*PROBLEM DESCRIPTION*
Check every line of the data below for the string "філія", and copy the ones that hold it.

*MATERIAL PROVIDED*
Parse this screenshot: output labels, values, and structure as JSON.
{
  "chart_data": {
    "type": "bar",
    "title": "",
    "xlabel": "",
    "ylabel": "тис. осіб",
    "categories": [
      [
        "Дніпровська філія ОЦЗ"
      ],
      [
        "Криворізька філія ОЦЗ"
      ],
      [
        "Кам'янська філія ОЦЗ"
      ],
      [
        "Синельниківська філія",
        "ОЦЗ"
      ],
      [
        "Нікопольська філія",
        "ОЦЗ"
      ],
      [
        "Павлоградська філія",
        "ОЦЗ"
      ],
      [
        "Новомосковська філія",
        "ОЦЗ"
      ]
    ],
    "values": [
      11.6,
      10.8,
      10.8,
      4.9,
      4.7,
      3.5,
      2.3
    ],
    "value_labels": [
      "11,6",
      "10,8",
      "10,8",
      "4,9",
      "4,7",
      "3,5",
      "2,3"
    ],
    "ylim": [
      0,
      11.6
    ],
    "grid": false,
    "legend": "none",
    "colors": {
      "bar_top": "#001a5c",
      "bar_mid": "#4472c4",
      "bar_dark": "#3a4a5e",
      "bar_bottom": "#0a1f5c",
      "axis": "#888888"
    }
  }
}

*SOLUTION TO THE PROBLEM*
        "Дніпровська філія ОЦЗ"
        "Криворізька філія ОЦЗ"
        "Кам'янська філія ОЦЗ"
        "Синельниківська філія",
        "Нікопольська філія",
        "Павлоградська філія",
        "Новомосковська філія",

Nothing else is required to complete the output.